[Data entries]
-------------------------
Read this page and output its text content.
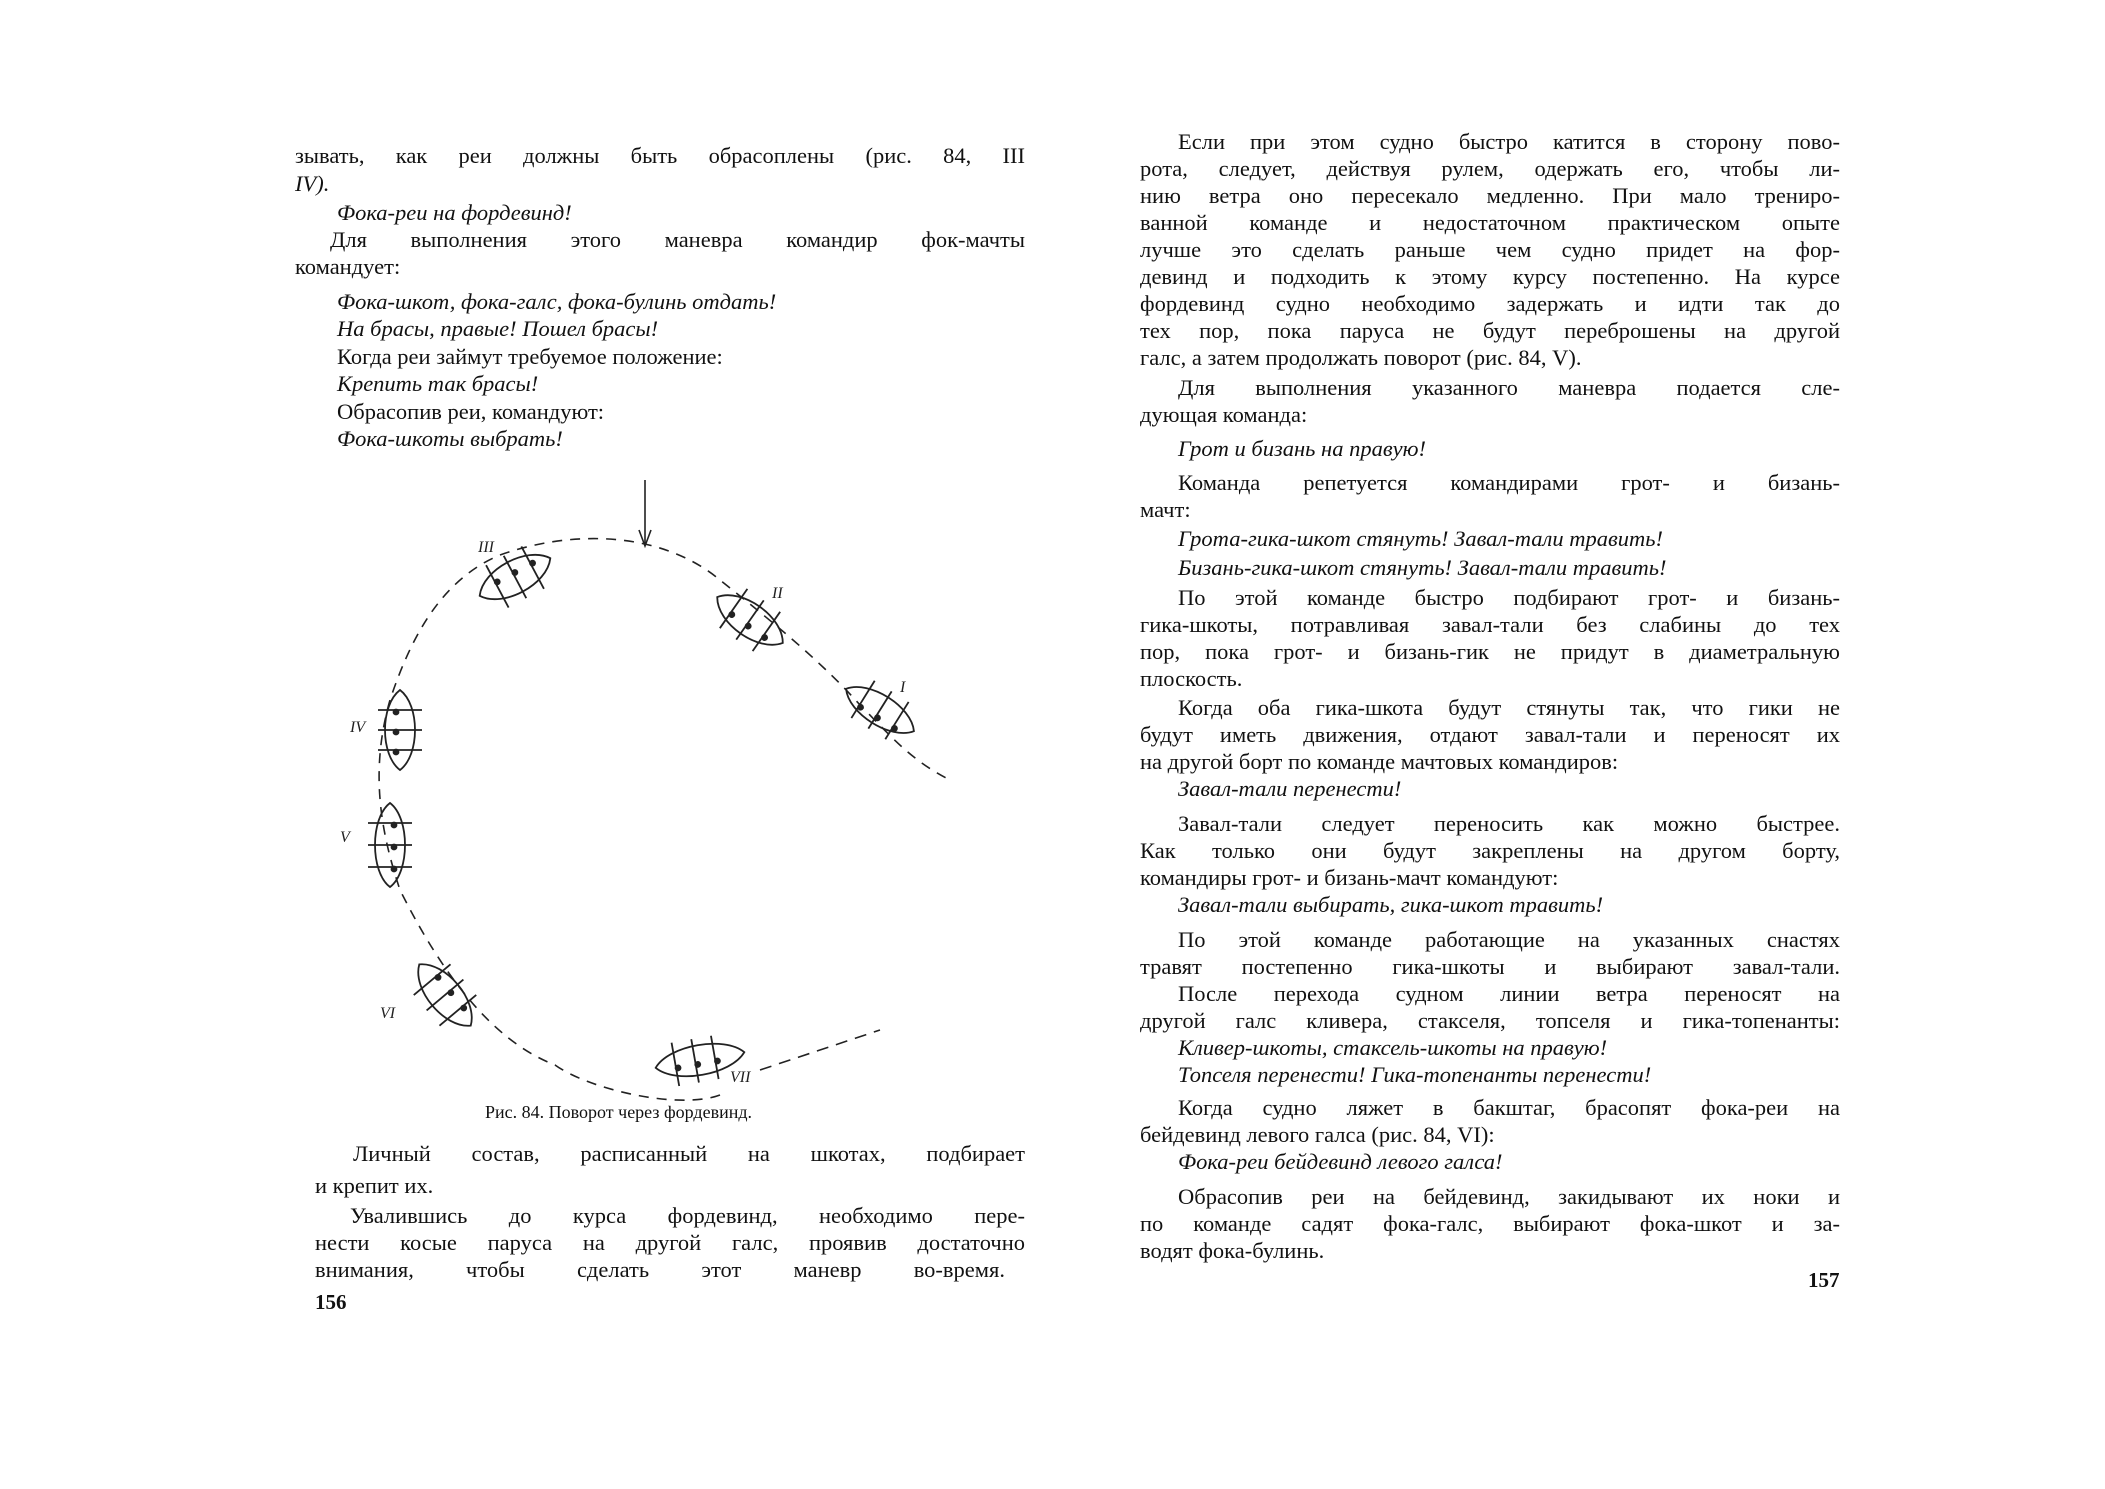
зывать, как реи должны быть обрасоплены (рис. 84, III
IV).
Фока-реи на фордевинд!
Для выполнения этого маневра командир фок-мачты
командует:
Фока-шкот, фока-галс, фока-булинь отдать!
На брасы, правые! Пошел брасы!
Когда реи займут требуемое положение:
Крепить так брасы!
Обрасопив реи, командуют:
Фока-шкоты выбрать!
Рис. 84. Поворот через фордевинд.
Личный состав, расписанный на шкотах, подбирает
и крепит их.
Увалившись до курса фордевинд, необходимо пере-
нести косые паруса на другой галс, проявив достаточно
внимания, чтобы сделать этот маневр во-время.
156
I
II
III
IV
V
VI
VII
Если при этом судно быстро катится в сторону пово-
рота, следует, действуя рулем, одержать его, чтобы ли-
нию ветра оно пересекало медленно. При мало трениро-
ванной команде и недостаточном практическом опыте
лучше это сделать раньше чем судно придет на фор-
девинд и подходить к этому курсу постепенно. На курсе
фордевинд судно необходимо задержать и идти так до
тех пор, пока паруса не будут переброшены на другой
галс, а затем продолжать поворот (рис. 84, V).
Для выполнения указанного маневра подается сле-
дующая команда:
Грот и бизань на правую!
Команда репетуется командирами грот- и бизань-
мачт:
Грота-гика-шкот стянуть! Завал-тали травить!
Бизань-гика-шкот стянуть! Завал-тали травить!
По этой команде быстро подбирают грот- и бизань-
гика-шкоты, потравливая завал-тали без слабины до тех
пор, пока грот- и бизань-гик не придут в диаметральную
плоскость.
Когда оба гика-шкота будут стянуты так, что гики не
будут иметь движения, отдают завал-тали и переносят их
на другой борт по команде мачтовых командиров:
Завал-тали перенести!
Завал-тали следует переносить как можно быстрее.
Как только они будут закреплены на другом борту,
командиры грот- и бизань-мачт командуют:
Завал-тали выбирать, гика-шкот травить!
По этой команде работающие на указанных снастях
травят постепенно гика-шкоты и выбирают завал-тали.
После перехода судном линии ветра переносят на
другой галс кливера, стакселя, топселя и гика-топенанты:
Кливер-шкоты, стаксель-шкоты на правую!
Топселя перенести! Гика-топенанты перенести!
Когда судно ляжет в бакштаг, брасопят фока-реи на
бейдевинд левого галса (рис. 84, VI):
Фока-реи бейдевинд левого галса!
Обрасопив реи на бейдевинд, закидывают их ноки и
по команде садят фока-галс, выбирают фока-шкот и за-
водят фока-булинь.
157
-------------------------
WHAT THE TASK REQUIRES>
Report only the number of lines in the data above that contain "выполнения".

RESULT>
2